(Stored entries)
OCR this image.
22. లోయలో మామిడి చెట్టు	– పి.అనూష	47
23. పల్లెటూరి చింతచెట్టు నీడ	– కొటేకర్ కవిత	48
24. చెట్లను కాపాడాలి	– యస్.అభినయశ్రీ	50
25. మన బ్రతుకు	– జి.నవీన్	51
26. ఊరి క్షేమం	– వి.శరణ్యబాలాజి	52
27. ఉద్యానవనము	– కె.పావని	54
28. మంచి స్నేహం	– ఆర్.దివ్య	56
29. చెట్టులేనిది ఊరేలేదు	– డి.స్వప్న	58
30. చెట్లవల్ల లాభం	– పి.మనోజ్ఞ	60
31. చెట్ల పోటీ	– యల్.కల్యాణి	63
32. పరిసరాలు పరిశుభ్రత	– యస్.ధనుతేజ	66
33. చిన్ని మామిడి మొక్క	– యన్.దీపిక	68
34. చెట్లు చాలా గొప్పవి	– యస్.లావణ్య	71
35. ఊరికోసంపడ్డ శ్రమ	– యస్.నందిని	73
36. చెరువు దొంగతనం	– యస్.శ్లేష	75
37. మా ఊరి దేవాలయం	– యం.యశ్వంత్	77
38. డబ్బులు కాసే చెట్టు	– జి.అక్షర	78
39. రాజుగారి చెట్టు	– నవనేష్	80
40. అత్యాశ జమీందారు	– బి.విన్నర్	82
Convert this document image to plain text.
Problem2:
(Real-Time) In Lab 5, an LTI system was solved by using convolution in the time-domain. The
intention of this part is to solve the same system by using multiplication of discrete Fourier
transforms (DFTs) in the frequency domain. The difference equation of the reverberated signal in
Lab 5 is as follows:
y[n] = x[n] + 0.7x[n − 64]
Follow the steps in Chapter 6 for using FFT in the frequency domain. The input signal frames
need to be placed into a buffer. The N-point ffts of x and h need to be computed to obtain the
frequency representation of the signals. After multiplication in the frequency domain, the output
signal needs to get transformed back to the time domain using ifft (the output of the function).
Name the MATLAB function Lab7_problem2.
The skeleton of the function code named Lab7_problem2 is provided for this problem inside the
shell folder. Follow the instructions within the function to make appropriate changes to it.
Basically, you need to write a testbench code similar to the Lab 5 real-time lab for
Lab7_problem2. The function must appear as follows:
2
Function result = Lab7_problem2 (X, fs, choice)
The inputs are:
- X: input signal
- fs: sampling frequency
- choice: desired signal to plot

» Aim of the exercise:
Every entry should be output exactly as written, please.

» Exercise answer:
OCR this image.
22. లోయలో మామిడి చెట్టు	– పి.అనూష	47
23. పల్లెటూరి చింతచెట్టు నీడ	– కొటేకర్ కవిత	48
24. చెట్లను కాపాడాలి	– యస్.అభినయశ్రీ	50
25. మన బ్రతుకు	– జి.నవీన్	51
26. ఊరి క్షేమం	– వి.శరణ్యబాలాజి	52
27. ఉద్యానవనము	– కె.పావని	54
28. మంచి స్నేహం	– ఆర్.దివ్య	56
29. చెట్టులేనిది ఊరేలేదు	– డి.స్వప్న	58
30. చెట్లవల్ల లాభం	– పి.మనోజ్ఞ	60
31. చెట్ల పోటీ	– యల్.కల్యాణి	63
32. పరిసరాలు పరిశుభ్రత	– యస్.ధనుతేజ	66
33. చిన్ని మామిడి మొక్క	– యన్.దీపిక	68
34. చెట్లు చాలా గొప్పవి	– యస్.లావణ్య	71
35. ఊరికోసంపడ్డ శ్రమ	– యస్.నందిని	73
36. చెరువు దొంగతనం	– యస్.శ్లేష	75
37. మా ఊరి దేవాలయం	– యం.యశ్వంత్	77
38. డబ్బులు కాసే చెట్టు	– జి.అక్షర	78
39. రాజుగారి చెట్టు	– నవనేష్	80
40. అత్యాశ జమీందారు	– బి.విన్నర్	82
Convert this document image to plain text.
Problem2:
(Real-Time) In Lab 5, an LTI system was solved by using convolution in the time-domain. The
intention of this part is to solve the same system by using multiplication of discrete Fourier
transforms (DFTs) in the frequency domain. The difference equation of the reverberated signal in
Lab 5 is as follows:
y[n] = x[n] + 0.7x[n − 64]
Follow the steps in Chapter 6 for using FFT in the frequency domain. The input signal frames
need to be placed into a buffer. The N-point ffts of x and h need to be computed to obtain the
frequency representation of the signals. After multiplication in the frequency domain, the output
signal needs to get transformed back to the time domain using ifft (the output of the function).
Name the MATLAB function Lab7_problem2.
The skeleton of the function code named Lab7_problem2 is provided for this problem inside the
shell folder. Follow the instructions within the function to make appropriate changes to it.
Basically, you need to write a testbench code similar to the Lab 5 real-time lab for
Lab7_problem2. The function must appear as follows:
2
Function result = Lab7_problem2 (X, fs, choice)
The inputs are:
- X: input signal
- fs: sampling frequency
- choice: desired signal to plot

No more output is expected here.